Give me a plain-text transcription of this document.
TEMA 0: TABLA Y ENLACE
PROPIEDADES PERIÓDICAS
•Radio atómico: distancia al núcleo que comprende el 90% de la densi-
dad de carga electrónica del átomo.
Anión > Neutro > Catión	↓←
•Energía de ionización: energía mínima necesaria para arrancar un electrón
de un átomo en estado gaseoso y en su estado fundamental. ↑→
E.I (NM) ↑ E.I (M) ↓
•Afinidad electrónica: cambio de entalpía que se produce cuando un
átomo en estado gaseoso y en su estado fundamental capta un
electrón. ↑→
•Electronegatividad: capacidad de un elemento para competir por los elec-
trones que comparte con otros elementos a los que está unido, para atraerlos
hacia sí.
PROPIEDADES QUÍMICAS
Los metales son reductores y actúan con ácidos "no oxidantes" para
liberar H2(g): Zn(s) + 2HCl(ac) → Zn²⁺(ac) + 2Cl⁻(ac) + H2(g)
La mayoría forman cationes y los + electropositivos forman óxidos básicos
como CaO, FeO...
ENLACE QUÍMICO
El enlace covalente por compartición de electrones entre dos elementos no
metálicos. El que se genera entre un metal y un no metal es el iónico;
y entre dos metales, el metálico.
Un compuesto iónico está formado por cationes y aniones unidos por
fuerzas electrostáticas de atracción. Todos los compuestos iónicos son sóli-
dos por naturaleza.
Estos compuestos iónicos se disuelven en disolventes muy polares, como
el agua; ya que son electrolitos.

==*==

▶ **DIRECTIONS**:
Gather all lines with the string "metales" from the data.

▶ **PROBLEM SOLUTION**:
Los metales son reductores y actúan con ácidos "no oxidantes" para
y entre dos metales, el metálico.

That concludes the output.